◆ Extracted entries
++++++

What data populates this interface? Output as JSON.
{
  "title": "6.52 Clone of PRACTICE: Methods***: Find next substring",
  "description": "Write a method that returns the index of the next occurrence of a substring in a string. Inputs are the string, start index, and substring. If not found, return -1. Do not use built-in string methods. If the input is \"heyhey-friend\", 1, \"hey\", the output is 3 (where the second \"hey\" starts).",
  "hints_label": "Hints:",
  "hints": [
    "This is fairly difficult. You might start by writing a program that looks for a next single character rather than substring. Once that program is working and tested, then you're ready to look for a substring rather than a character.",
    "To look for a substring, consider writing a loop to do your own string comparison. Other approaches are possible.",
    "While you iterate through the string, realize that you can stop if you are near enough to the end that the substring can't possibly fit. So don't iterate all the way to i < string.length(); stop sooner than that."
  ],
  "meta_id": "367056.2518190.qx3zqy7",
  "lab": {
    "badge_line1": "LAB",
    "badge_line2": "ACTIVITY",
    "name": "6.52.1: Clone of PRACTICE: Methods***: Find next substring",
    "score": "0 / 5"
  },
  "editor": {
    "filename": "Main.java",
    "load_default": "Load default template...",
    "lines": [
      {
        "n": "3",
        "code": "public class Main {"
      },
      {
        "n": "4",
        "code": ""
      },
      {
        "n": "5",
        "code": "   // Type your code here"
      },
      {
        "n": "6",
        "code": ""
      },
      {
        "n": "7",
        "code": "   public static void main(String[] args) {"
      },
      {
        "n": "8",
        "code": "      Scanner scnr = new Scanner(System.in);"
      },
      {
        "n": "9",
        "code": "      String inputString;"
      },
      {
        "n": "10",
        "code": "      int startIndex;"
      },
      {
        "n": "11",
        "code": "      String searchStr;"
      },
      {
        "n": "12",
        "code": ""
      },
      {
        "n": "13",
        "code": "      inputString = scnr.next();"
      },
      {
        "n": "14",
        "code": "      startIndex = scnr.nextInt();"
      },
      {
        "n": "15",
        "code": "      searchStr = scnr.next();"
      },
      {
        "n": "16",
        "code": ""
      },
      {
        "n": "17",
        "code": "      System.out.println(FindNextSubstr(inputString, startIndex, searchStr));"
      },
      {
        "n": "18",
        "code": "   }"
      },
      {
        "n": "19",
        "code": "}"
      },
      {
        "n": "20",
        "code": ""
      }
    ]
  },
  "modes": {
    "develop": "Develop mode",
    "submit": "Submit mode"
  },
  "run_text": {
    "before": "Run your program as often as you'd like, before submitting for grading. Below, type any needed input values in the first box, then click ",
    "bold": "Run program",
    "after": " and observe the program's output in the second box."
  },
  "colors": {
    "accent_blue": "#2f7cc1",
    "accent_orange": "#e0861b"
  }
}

++++++

◆ Stated problem
Return all of the above records exactly, leaving no line out.

◆ Written solution
What data populates this interface? Output as JSON.
{
  "title": "6.52 Clone of PRACTICE: Methods***: Find next substring",
  "description": "Write a method that returns the index of the next occurrence of a substring in a string. Inputs are the string, start index, and substring. If not found, return -1. Do not use built-in string methods. If the input is \"heyhey-friend\", 1, \"hey\", the output is 3 (where the second \"hey\" starts).",
  "hints_label": "Hints:",
  "hints": [
    "This is fairly difficult. You might start by writing a program that looks for a next single character rather than substring. Once that program is working and tested, then you're ready to look for a substring rather than a character.",
    "To look for a substring, consider writing a loop to do your own string comparison. Other approaches are possible.",
    "While you iterate through the string, realize that you can stop if you are near enough to the end that the substring can't possibly fit. So don't iterate all the way to i < string.length(); stop sooner than that."
  ],
  "meta_id": "367056.2518190.qx3zqy7",
  "lab": {
    "badge_line1": "LAB",
    "badge_line2": "ACTIVITY",
    "name": "6.52.1: Clone of PRACTICE: Methods***: Find next substring",
    "score": "0 / 5"
  },
  "editor": {
    "filename": "Main.java",
    "load_default": "Load default template...",
    "lines": [
      {
        "n": "3",
        "code": "public class Main {"
      },
      {
        "n": "4",
        "code": ""
      },
      {
        "n": "5",
        "code": "   // Type your code here"
      },
      {
        "n": "6",
        "code": ""
      },
      {
        "n": "7",
        "code": "   public static void main(String[] args) {"
      },
      {
        "n": "8",
        "code": "      Scanner scnr = new Scanner(System.in);"
      },
      {
        "n": "9",
        "code": "      String inputString;"
      },
      {
        "n": "10",
        "code": "      int startIndex;"
      },
      {
        "n": "11",
        "code": "      String searchStr;"
      },
      {
        "n": "12",
        "code": ""
      },
      {
        "n": "13",
        "code": "      inputString = scnr.next();"
      },
      {
        "n": "14",
        "code": "      startIndex = scnr.nextInt();"
      },
      {
        "n": "15",
        "code": "      searchStr = scnr.next();"
      },
      {
        "n": "16",
        "code": ""
      },
      {
        "n": "17",
        "code": "      System.out.println(FindNextSubstr(inputString, startIndex, searchStr));"
      },
      {
        "n": "18",
        "code": "   }"
      },
      {
        "n": "19",
        "code": "}"
      },
      {
        "n": "20",
        "code": ""
      }
    ]
  },
  "modes": {
    "develop": "Develop mode",
    "submit": "Submit mode"
  },
  "run_text": {
    "before": "Run your program as often as you'd like, before submitting for grading. Below, type any needed input values in the first box, then click ",
    "bold": "Run program",
    "after": " and observe the program's output in the second box."
  },
  "colors": {
    "accent_blue": "#2f7cc1",
    "accent_orange": "#e0861b"
  }
}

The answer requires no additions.